### Prompt
Reproduce the material below word for word, starting at its first line and continuing through the line that contains "x-tick-label: 25 Sep", and output only those lines.

### Records provided

* * * * * * *

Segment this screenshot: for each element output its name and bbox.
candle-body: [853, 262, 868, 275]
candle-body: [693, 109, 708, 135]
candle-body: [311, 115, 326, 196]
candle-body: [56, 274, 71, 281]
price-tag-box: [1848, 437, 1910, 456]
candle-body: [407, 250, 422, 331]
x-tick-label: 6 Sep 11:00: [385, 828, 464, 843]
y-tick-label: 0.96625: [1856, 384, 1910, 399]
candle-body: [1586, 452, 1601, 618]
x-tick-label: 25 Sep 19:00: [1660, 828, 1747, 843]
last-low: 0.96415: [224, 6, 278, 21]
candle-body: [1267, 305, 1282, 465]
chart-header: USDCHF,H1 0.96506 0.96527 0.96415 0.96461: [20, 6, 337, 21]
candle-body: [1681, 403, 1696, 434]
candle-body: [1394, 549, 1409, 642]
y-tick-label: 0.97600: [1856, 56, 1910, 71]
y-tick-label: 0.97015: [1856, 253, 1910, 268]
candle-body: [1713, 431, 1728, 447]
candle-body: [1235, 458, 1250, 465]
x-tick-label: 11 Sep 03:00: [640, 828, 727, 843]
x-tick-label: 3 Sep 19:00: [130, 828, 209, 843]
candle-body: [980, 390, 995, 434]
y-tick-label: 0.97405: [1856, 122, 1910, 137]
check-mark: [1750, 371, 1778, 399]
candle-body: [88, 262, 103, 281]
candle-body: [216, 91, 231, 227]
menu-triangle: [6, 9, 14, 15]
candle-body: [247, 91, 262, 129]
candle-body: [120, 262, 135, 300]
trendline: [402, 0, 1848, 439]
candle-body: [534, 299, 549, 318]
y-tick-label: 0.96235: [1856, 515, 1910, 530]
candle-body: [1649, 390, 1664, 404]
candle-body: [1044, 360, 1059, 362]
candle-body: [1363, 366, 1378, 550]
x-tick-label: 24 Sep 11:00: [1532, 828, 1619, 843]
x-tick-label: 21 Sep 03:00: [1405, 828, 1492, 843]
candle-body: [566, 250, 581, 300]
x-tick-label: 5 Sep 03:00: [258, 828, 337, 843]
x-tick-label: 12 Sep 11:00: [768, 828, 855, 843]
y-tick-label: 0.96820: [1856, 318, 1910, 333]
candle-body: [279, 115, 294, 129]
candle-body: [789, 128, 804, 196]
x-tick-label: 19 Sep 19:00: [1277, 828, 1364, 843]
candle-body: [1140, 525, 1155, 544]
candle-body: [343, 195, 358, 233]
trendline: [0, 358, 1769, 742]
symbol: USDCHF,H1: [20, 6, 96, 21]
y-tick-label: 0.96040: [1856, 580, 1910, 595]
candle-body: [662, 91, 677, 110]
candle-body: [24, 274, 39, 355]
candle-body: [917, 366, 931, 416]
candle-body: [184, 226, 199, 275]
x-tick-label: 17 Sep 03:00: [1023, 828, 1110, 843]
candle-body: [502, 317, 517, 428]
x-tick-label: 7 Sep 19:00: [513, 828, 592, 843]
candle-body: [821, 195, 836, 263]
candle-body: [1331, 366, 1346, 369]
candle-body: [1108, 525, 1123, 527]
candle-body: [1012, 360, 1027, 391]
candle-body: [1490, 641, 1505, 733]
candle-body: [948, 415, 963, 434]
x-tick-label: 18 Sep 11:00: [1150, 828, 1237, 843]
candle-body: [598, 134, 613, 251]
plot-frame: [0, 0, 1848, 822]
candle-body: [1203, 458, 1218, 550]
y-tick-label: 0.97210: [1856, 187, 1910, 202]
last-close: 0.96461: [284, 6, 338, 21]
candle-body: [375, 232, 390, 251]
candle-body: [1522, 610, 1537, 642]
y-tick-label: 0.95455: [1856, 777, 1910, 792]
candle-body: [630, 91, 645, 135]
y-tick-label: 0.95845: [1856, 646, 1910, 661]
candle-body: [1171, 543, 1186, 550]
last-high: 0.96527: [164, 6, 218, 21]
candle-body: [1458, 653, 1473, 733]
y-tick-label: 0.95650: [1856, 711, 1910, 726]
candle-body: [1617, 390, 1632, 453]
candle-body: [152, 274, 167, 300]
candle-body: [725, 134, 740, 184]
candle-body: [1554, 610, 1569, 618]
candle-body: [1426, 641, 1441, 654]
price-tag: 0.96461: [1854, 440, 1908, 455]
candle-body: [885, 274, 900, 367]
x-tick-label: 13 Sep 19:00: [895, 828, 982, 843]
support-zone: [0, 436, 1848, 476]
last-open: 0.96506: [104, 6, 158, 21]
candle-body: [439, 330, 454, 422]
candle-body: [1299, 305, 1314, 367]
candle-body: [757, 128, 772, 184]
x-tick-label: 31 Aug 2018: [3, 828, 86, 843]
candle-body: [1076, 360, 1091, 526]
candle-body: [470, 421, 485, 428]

* * * * * * *

### Solved problem
Segment this screenshot: for each element output its name and bbox.
candle-body: [853, 262, 868, 275]
candle-body: [693, 109, 708, 135]
candle-body: [311, 115, 326, 196]
candle-body: [56, 274, 71, 281]
price-tag-box: [1848, 437, 1910, 456]
candle-body: [407, 250, 422, 331]
x-tick-label: 6 Sep 11:00: [385, 828, 464, 843]
y-tick-label: 0.96625: [1856, 384, 1910, 399]
candle-body: [1586, 452, 1601, 618]
x-tick-label: 25 Sep 19:00: [1660, 828, 1747, 843]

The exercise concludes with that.